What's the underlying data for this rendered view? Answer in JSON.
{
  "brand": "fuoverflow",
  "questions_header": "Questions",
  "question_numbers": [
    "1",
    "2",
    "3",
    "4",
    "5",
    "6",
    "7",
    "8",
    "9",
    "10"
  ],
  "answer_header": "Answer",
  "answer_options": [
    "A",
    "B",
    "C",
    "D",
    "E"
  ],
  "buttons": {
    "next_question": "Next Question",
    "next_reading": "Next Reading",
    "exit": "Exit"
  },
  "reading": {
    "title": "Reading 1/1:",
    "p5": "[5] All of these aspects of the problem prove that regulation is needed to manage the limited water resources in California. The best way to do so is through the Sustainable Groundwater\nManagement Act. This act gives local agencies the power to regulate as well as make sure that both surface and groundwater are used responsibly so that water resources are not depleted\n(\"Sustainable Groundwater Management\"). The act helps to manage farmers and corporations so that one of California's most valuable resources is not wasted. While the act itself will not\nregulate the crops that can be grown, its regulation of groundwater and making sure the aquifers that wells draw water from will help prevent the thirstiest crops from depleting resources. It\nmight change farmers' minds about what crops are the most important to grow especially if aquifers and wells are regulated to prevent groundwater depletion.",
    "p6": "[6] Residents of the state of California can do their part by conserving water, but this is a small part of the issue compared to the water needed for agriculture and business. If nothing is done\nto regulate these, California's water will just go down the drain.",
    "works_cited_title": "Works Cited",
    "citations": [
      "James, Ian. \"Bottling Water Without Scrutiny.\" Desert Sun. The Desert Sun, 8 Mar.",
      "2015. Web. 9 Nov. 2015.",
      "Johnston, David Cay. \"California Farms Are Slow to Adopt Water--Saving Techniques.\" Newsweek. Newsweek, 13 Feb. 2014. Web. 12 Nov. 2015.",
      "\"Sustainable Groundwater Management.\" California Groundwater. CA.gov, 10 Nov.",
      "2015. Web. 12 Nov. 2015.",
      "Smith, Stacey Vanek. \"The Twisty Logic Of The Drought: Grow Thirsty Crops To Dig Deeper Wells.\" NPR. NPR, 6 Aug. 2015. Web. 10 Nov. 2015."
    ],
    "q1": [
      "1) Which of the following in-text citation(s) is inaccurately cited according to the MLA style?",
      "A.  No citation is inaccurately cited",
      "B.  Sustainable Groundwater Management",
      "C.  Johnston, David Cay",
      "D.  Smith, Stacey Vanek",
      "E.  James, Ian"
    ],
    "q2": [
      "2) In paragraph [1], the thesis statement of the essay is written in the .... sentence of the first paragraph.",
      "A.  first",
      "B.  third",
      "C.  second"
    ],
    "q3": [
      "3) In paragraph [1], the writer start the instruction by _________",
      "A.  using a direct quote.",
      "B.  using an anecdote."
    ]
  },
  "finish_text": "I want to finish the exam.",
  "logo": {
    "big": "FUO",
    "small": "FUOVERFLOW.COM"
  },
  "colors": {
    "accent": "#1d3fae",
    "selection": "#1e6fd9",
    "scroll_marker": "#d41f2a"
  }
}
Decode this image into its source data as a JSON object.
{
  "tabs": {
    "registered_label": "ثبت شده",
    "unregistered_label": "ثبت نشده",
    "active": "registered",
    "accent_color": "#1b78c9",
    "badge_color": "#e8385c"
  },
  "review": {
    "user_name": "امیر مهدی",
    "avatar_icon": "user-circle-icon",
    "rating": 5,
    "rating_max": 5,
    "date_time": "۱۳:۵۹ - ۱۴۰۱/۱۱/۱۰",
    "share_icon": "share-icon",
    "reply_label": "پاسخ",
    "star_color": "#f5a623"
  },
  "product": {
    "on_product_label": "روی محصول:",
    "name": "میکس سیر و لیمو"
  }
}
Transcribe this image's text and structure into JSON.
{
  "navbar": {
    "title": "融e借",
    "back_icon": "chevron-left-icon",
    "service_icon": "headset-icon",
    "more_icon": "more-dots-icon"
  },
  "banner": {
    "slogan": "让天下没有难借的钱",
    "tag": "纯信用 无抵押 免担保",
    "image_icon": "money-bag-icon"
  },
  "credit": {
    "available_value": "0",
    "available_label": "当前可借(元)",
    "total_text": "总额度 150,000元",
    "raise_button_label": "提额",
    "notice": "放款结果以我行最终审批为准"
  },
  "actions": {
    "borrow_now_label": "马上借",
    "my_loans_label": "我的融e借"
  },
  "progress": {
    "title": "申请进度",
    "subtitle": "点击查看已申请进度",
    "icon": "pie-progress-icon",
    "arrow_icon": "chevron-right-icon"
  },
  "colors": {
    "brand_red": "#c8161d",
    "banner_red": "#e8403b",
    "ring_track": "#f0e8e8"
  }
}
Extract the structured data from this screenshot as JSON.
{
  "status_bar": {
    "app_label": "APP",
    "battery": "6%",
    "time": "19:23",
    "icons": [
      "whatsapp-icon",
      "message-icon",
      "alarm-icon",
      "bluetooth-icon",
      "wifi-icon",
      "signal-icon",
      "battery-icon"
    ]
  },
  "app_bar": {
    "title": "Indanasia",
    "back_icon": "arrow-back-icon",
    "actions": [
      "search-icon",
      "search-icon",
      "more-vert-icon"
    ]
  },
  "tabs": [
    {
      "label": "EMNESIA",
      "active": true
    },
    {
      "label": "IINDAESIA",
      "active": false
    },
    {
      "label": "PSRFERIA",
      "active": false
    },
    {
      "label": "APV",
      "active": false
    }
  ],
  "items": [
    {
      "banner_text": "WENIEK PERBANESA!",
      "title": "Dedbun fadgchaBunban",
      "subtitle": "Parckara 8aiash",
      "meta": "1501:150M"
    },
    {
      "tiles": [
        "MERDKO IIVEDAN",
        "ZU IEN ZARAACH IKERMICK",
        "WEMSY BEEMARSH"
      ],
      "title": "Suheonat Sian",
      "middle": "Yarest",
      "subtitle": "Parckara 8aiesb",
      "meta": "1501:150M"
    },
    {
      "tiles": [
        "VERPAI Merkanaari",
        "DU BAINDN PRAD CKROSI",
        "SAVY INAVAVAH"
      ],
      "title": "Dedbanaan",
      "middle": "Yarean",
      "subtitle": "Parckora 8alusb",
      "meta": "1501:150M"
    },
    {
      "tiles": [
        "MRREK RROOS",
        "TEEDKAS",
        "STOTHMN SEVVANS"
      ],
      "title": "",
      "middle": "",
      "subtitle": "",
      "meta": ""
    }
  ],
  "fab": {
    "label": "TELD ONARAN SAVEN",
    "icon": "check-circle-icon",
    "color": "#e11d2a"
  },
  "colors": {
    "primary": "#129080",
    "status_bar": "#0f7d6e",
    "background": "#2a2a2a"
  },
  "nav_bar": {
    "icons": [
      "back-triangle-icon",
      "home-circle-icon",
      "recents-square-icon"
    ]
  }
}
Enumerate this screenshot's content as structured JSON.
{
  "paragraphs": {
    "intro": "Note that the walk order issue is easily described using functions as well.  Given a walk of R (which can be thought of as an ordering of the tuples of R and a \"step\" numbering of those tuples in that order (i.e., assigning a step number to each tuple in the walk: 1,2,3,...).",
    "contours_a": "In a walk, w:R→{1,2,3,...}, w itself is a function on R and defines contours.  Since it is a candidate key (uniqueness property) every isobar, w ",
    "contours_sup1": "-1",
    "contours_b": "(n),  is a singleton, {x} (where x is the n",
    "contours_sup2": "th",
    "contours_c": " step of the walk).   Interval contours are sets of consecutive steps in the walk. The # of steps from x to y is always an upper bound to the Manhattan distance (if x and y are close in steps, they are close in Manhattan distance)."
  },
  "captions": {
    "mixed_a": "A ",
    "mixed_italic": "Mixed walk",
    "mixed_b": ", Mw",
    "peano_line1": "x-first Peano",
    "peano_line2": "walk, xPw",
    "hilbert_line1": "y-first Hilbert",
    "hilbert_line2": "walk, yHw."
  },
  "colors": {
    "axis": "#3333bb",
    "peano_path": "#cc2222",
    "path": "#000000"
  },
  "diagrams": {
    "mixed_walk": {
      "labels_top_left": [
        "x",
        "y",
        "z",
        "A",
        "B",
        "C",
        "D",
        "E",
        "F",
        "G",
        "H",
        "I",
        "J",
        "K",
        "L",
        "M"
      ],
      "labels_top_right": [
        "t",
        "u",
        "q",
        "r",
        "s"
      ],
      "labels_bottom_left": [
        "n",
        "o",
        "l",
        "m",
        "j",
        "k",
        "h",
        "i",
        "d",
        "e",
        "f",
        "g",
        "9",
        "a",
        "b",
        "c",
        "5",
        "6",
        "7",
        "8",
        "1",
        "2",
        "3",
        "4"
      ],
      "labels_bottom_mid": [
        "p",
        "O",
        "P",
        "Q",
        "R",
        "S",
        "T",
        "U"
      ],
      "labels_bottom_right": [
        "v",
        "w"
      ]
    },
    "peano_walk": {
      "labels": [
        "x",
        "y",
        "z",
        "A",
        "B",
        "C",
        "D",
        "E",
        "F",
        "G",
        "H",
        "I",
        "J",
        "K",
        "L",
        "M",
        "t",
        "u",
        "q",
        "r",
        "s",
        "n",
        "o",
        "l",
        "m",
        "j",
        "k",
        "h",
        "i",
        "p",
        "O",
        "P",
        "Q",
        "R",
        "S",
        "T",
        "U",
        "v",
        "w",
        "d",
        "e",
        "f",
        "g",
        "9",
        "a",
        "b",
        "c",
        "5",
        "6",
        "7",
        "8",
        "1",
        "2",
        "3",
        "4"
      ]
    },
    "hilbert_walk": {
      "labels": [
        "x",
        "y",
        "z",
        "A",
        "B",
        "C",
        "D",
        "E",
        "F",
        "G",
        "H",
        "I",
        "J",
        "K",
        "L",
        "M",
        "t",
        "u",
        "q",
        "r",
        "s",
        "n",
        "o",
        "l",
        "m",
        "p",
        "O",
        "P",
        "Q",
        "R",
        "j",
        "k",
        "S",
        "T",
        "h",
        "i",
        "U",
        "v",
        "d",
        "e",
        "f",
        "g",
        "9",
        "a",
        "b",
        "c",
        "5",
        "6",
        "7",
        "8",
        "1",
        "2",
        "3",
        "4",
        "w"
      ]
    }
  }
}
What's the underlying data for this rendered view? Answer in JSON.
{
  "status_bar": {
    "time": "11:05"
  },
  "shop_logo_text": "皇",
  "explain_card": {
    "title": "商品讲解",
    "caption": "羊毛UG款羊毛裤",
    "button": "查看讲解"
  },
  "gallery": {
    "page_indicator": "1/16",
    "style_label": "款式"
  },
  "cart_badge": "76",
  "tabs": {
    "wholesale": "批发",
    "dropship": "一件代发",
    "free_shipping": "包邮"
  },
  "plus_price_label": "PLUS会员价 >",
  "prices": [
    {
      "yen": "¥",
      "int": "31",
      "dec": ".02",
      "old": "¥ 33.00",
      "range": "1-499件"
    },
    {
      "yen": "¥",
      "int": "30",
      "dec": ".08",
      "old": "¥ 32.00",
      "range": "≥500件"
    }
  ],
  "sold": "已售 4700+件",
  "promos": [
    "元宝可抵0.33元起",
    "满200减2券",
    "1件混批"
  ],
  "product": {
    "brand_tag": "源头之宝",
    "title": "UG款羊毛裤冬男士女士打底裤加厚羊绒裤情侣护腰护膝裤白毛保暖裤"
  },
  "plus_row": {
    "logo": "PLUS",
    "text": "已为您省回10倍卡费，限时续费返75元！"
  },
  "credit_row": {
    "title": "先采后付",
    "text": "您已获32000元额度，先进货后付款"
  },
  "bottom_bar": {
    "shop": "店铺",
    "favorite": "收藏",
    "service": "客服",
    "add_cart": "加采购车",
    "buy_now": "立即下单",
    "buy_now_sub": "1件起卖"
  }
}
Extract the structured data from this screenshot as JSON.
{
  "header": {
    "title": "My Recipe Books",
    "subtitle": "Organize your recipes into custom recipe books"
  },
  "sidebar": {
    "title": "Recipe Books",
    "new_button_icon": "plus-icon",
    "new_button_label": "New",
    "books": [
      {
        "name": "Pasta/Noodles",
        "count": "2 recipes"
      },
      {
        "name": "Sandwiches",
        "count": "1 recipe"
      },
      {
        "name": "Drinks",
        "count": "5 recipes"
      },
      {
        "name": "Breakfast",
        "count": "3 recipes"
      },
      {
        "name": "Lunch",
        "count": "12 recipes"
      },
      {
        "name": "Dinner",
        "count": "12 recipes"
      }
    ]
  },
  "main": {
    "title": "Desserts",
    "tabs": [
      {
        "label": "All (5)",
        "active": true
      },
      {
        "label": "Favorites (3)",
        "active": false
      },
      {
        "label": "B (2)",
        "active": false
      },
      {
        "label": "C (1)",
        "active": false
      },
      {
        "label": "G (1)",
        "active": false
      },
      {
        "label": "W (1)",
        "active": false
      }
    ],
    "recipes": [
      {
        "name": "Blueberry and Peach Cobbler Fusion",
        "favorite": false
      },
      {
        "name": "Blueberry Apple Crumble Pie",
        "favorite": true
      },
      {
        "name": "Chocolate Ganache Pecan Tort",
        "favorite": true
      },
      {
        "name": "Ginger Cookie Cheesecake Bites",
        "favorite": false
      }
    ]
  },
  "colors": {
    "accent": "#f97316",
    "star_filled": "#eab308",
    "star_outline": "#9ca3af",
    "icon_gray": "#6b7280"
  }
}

● EXERCISE DIRECTIONS: Using the material above, report each line where "recipes" occurs.

● EXERCISE SOLUTION:
    "subtitle": "Organize your recipes into custom recipe books"
        "count": "2 recipes"
        "count": "5 recipes"
        "count": "3 recipes"
        "count": "12 recipes"
        "count": "12 recipes"
    "recipes": [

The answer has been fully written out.